▶ REQUEST
For this exercise, repeat all of the material verbatim apart from its images.

▶ Extracted data entries
— begin —

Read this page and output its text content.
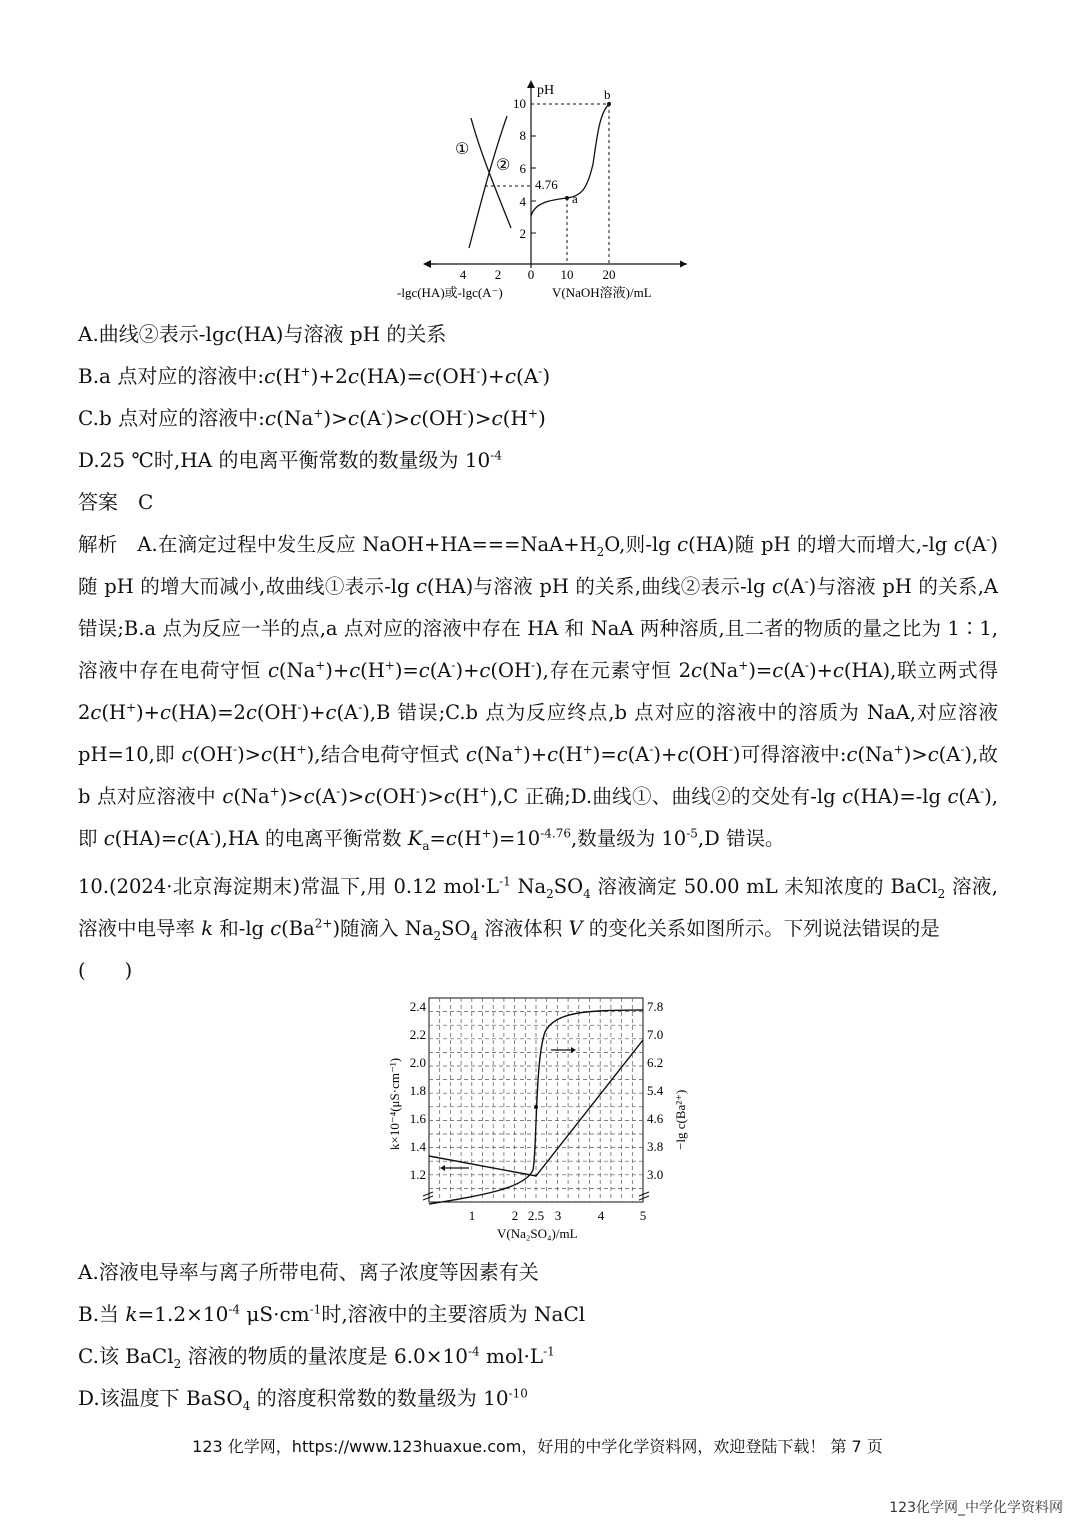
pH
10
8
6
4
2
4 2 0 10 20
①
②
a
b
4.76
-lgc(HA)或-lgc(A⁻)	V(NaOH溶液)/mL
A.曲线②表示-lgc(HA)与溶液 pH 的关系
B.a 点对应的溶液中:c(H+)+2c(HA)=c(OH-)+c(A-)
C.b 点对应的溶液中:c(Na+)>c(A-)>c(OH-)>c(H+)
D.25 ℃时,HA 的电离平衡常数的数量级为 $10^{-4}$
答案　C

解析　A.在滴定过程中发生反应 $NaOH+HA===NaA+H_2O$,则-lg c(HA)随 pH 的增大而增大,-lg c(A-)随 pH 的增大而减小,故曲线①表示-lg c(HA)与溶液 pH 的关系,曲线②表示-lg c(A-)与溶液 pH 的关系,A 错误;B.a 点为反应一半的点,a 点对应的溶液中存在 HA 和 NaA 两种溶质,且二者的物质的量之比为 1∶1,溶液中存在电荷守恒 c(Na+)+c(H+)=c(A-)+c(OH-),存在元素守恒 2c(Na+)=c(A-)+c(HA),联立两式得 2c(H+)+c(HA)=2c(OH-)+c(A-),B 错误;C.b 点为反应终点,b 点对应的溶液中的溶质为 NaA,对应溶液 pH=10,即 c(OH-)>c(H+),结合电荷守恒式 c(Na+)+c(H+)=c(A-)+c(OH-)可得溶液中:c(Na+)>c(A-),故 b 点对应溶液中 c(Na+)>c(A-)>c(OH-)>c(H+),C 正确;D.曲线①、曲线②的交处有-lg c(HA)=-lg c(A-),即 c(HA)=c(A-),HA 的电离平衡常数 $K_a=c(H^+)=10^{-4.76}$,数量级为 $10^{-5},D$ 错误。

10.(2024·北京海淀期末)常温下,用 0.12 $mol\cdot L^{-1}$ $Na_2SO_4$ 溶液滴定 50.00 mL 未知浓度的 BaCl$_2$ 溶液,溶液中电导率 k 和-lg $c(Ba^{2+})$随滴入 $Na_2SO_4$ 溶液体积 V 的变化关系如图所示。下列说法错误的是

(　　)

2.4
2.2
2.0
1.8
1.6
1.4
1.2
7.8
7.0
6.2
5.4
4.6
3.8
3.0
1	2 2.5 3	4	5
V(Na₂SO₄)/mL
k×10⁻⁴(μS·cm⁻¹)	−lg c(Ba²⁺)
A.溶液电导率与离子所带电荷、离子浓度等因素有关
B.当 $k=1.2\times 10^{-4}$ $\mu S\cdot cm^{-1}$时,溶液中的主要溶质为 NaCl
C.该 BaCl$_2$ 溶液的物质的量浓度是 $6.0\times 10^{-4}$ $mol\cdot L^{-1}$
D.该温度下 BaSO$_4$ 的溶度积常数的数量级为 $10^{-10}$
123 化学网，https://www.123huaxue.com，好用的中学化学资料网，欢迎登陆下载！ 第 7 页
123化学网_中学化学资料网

— end —

▶ RESPONSE BELOW
Read this page and output its text content.
pH
10
8
6
4
2
4 2 0 10 20
①
②
a
b
4.76
-lgc(HA)或-lgc(A⁻)	V(NaOH溶液)/mL
A.曲线②表示-lgc(HA)与溶液 pH 的关系
B.a 点对应的溶液中:c(H+)+2c(HA)=c(OH-)+c(A-)
C.b 点对应的溶液中:c(Na+)>c(A-)>c(OH-)>c(H+)
D.25 ℃时,HA 的电离平衡常数的数量级为 $10^{-4}$
答案　C

解析　A.在滴定过程中发生反应 $NaOH+HA===NaA+H_2O$,则-lg c(HA)随 pH 的增大而增大,-lg c(A-)随 pH 的增大而减小,故曲线①表示-lg c(HA)与溶液 pH 的关系,曲线②表示-lg c(A-)与溶液 pH 的关系,A 错误;B.a 点为反应一半的点,a 点对应的溶液中存在 HA 和 NaA 两种溶质,且二者的物质的量之比为 1∶1,溶液中存在电荷守恒 c(Na+)+c(H+)=c(A-)+c(OH-),存在元素守恒 2c(Na+)=c(A-)+c(HA),联立两式得 2c(H+)+c(HA)=2c(OH-)+c(A-),B 错误;C.b 点为反应终点,b 点对应的溶液中的溶质为 NaA,对应溶液 pH=10,即 c(OH-)>c(H+),结合电荷守恒式 c(Na+)+c(H+)=c(A-)+c(OH-)可得溶液中:c(Na+)>c(A-),故 b 点对应溶液中 c(Na+)>c(A-)>c(OH-)>c(H+),C 正确;D.曲线①、曲线②的交处有-lg c(HA)=-lg c(A-),即 c(HA)=c(A-),HA 的电离平衡常数 $K_a=c(H^+)=10^{-4.76}$,数量级为 $10^{-5},D$ 错误。

10.(2024·北京海淀期末)常温下,用 0.12 $mol\cdot L^{-1}$ $Na_2SO_4$ 溶液滴定 50.00 mL 未知浓度的 BaCl$_2$ 溶液,溶液中电导率 k 和-lg $c(Ba^{2+})$随滴入 $Na_2SO_4$ 溶液体积 V 的变化关系如图所示。下列说法错误的是

(　　)

2.4
2.2
2.0
1.8
1.6
1.4
1.2
7.8
7.0
6.2
5.4
4.6
3.8
3.0
1	2 2.5 3	4	5
V(Na₂SO₄)/mL
k×10⁻⁴(μS·cm⁻¹)	−lg c(Ba²⁺)
A.溶液电导率与离子所带电荷、离子浓度等因素有关
B.当 $k=1.2\times 10^{-4}$ $\mu S\cdot cm^{-1}$时,溶液中的主要溶质为 NaCl
C.该 BaCl$_2$ 溶液的物质的量浓度是 $6.0\times 10^{-4}$ $mol\cdot L^{-1}$
D.该温度下 BaSO$_4$ 的溶度积常数的数量级为 $10^{-10}$
123 化学网，https://www.123huaxue.com，好用的中学化学资料网，欢迎登陆下载！ 第 7 页
123化学网_中学化学资料网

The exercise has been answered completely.